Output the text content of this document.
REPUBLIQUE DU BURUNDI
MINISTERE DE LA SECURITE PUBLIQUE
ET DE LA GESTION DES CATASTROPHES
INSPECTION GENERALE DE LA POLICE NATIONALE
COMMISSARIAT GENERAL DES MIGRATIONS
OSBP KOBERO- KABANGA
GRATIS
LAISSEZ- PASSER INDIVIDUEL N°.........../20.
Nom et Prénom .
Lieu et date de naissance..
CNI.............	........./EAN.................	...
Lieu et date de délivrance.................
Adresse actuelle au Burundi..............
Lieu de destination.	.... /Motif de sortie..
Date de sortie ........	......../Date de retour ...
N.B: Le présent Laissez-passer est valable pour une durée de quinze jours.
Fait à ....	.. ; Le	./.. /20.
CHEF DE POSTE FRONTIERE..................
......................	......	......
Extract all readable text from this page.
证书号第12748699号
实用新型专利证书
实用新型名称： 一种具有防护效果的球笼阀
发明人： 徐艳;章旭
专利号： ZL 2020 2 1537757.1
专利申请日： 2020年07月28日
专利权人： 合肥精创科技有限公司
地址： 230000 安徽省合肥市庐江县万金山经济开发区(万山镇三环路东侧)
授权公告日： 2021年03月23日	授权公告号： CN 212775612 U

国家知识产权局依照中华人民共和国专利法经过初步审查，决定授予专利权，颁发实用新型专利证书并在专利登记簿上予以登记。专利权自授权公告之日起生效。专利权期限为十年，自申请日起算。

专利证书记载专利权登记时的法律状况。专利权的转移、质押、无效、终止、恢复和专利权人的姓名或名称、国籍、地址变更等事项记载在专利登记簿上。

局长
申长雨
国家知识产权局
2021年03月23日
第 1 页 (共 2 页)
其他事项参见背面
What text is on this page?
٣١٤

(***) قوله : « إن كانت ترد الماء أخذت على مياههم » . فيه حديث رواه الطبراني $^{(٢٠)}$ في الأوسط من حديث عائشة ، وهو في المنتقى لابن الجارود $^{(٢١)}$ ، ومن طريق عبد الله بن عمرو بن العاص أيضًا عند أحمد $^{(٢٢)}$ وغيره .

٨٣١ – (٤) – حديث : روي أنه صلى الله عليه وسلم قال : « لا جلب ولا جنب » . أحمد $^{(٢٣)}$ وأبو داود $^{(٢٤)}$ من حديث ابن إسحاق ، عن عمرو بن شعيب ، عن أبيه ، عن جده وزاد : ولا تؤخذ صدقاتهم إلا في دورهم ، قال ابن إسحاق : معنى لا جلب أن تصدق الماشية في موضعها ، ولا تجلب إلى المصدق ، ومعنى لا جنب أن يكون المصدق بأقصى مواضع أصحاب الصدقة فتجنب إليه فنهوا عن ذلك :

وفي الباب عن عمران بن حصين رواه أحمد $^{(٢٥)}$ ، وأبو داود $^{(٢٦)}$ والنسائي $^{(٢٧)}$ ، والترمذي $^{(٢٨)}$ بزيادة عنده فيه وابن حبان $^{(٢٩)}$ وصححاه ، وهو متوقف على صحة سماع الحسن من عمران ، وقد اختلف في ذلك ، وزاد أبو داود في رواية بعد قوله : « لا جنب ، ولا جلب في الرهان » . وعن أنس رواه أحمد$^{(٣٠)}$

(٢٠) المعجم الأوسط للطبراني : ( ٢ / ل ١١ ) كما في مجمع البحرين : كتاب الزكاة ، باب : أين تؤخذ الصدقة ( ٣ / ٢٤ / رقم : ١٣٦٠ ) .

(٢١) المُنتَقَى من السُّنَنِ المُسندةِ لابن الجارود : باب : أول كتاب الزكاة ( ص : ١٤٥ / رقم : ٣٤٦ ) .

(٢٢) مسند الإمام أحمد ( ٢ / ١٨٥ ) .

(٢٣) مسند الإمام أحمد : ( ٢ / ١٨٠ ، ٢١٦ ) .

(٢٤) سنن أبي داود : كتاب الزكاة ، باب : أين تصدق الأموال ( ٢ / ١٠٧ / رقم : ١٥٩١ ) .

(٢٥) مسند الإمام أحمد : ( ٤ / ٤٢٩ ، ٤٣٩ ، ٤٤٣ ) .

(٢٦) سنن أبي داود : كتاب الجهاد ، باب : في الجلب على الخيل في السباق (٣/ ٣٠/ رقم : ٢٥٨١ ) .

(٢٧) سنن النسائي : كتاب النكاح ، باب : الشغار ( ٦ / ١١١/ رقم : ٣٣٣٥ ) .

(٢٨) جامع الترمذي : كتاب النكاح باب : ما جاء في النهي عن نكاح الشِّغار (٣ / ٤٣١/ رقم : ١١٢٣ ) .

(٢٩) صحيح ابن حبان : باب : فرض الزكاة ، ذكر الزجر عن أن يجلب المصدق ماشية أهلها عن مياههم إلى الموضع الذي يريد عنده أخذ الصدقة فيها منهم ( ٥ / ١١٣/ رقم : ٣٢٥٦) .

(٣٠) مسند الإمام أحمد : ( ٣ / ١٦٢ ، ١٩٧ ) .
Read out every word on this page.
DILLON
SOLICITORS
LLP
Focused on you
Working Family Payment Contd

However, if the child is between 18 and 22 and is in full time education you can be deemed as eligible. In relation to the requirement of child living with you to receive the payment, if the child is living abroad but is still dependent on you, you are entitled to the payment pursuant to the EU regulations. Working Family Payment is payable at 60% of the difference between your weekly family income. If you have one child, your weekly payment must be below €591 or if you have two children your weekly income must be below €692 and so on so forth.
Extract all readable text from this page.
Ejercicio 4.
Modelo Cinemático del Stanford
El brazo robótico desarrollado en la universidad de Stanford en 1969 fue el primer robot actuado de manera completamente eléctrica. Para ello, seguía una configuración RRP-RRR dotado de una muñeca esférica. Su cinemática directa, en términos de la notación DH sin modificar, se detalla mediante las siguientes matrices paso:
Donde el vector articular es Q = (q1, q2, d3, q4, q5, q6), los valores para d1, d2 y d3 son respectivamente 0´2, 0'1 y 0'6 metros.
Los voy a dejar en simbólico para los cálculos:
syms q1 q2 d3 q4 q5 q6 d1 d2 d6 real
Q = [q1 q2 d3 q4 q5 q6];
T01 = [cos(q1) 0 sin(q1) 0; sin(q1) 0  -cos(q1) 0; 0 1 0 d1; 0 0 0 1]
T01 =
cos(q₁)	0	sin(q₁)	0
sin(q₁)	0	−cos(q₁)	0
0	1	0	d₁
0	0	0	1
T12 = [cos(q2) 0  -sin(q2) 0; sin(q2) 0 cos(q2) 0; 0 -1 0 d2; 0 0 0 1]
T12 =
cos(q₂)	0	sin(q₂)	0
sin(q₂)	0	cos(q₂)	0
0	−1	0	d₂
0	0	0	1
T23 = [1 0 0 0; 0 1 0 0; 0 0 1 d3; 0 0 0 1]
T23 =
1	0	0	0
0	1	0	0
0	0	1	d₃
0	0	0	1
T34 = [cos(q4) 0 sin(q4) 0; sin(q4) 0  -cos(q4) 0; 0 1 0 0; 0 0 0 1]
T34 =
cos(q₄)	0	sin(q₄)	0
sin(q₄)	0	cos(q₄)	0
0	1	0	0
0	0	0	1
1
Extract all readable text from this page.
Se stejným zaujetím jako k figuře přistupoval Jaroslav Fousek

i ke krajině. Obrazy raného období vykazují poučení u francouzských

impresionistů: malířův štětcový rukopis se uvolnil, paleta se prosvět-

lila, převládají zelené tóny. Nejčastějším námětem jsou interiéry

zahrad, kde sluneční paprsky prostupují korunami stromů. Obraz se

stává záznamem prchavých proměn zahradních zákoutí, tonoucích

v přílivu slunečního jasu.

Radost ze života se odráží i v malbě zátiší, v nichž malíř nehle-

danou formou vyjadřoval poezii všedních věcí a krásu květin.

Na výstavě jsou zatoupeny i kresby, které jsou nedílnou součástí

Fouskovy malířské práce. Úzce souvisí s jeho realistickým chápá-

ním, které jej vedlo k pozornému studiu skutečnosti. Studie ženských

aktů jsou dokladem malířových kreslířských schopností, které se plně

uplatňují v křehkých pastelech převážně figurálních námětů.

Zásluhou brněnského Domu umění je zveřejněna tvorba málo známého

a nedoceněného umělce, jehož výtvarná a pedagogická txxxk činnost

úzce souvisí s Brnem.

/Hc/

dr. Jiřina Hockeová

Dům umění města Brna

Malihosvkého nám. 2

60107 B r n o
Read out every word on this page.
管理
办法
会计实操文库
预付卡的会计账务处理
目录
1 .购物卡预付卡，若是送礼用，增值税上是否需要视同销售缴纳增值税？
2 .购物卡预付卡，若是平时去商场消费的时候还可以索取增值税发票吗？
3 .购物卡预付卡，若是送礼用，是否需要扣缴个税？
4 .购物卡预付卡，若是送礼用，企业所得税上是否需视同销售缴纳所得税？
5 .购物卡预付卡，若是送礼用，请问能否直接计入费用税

### YOUR TASK
From the data above, pick out each line containing "الأوسط" and copy it.

### RESPONSE TO THE TASK
(***) قوله : « إن كانت ترد الماء أخذت على مياههم » . فيه حديث رواه الطبراني $^{(٢٠)}$ في الأوسط من حديث عائشة ، وهو في المنتقى لابن الجارود $^{(٢١)}$ ، ومن طريق عبد الله بن عمرو بن العاص أيضًا عند أحمد $^{(٢٢)}$ وغيره .
(٢٠) المعجم الأوسط للطبراني : ( ٢ / ل ١١ ) كما في مجمع البحرين : كتاب الزكاة ، باب : أين تؤخذ الصدقة ( ٣ / ٢٤ / رقم : ١٣٦٠ ) .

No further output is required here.